_What the task asks_: Count how many lines of the material hold "salinity". Respond with that number alone.
*-*-*
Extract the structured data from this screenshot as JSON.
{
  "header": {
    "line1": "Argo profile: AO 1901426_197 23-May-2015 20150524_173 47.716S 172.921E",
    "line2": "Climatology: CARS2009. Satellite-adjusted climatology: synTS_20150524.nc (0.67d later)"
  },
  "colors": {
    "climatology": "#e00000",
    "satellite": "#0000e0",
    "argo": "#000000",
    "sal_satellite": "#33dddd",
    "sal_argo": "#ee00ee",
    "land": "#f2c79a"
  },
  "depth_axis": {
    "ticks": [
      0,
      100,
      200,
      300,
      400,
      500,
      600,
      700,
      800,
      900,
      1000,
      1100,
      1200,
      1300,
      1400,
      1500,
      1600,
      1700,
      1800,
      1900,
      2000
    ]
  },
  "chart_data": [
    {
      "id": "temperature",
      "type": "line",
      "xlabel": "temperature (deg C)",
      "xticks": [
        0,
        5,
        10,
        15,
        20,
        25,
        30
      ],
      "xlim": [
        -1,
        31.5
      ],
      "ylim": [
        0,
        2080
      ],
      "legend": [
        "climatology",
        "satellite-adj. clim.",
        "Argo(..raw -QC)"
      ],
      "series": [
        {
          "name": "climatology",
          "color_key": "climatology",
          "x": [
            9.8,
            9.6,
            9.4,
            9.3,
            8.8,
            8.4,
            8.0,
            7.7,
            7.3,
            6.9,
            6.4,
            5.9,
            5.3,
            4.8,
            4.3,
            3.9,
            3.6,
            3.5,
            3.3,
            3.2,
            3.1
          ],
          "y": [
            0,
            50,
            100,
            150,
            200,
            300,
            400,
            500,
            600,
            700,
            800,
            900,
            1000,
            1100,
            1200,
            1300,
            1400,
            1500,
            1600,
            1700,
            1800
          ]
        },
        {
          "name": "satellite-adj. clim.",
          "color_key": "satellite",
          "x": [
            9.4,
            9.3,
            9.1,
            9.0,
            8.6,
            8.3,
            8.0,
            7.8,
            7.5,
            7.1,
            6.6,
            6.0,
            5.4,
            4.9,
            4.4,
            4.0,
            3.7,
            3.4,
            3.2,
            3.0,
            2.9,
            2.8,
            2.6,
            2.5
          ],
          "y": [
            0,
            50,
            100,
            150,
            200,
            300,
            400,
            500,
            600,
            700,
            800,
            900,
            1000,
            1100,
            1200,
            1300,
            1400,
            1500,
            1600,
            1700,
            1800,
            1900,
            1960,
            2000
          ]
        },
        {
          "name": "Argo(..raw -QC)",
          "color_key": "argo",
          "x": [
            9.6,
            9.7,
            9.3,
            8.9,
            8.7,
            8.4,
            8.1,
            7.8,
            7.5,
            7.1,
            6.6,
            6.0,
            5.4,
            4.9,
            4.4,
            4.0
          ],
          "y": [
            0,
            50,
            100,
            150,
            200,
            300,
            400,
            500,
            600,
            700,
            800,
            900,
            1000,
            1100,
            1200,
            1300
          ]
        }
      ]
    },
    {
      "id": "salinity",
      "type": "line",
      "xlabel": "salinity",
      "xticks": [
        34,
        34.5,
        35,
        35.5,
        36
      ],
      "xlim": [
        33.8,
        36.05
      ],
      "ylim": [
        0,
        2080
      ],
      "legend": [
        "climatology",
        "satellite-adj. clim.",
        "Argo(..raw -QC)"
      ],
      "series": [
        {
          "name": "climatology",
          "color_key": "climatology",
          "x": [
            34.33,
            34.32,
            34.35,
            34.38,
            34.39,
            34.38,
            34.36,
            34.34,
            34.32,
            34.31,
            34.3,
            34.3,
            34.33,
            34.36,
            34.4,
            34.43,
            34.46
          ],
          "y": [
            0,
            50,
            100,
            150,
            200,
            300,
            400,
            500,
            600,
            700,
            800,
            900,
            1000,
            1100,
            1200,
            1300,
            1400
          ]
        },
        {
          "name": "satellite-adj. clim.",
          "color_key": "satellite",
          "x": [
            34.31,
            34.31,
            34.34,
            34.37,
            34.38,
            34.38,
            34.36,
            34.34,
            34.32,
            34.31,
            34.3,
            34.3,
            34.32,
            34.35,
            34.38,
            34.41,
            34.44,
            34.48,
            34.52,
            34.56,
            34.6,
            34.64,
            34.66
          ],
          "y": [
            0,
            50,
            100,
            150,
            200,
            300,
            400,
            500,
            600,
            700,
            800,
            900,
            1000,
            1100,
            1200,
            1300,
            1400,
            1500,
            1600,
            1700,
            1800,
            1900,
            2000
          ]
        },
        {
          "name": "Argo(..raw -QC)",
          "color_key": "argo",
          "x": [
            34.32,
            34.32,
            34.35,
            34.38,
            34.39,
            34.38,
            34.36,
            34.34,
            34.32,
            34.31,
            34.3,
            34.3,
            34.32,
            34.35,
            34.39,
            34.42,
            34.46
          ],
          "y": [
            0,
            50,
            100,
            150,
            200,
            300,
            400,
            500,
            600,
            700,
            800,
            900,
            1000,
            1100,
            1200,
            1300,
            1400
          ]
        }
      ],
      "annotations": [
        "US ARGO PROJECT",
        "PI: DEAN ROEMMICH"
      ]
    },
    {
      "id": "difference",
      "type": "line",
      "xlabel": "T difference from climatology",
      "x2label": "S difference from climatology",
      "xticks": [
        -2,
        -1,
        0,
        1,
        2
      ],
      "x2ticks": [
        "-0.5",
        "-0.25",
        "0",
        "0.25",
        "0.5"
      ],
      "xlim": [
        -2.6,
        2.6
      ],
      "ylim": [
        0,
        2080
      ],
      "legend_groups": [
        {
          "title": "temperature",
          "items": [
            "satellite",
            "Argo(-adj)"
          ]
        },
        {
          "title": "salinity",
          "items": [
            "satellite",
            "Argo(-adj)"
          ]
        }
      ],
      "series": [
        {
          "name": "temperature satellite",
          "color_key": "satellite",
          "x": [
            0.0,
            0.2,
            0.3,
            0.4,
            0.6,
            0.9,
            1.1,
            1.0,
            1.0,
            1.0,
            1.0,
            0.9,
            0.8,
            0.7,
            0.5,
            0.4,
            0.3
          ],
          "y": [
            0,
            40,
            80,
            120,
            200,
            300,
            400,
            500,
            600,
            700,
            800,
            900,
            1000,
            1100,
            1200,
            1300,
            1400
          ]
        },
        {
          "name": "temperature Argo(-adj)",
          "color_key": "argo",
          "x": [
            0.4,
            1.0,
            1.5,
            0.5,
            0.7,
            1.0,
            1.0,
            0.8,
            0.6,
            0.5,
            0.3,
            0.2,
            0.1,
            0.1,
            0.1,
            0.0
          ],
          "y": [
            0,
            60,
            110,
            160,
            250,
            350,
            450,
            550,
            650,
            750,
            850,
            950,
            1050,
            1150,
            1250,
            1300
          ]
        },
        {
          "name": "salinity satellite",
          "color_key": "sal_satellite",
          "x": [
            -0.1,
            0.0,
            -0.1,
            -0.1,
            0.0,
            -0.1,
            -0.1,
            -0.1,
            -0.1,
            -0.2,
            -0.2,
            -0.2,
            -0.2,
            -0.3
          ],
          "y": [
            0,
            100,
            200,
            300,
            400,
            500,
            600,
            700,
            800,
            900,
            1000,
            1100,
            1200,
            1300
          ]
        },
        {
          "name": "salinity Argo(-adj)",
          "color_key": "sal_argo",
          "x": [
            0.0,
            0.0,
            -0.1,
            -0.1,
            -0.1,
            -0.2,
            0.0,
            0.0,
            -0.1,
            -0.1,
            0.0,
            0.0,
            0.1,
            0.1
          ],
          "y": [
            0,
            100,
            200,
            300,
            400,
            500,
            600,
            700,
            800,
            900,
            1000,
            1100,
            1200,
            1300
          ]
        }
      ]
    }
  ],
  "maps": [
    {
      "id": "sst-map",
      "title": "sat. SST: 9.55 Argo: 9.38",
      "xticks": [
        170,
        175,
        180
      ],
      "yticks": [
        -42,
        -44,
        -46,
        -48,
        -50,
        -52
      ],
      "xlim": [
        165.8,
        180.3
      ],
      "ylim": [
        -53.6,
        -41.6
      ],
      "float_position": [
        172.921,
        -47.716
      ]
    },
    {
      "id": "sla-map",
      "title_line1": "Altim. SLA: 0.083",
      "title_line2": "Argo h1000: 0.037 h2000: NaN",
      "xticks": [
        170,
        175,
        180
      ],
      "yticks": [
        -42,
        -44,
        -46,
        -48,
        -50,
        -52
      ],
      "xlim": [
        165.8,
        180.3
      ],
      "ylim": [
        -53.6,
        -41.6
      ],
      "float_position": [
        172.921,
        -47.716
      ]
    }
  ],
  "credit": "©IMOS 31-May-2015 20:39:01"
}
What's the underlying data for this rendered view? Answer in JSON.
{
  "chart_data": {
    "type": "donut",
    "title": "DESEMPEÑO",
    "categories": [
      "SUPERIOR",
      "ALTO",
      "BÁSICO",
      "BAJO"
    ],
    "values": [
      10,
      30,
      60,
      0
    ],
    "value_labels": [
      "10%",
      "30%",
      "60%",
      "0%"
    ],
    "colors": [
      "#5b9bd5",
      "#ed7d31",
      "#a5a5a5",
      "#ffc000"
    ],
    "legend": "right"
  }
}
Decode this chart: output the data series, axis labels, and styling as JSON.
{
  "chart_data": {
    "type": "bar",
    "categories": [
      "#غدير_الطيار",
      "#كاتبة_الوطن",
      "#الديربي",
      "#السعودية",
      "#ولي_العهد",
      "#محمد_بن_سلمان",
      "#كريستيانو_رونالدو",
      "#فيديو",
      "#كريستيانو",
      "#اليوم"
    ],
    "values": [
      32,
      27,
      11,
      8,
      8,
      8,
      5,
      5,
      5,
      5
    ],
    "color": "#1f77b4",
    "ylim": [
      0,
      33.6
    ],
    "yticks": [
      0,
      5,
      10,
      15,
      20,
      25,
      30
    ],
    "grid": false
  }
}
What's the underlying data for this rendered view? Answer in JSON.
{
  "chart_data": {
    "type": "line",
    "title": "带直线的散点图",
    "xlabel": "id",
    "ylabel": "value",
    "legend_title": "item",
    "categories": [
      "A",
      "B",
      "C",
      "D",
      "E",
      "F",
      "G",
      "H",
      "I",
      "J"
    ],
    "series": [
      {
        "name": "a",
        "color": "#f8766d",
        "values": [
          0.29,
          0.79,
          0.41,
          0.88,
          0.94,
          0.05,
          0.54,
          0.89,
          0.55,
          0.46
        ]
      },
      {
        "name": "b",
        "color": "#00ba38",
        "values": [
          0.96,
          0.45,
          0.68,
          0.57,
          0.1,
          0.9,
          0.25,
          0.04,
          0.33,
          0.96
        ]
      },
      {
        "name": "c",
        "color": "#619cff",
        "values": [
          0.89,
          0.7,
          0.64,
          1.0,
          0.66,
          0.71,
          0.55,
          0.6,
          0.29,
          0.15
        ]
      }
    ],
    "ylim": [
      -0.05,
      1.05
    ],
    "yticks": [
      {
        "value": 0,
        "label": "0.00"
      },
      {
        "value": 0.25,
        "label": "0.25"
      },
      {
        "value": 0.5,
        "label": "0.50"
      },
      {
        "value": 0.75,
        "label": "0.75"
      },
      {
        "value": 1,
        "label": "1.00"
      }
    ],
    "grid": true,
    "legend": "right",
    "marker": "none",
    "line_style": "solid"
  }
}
*-*-*
_The answer_: 5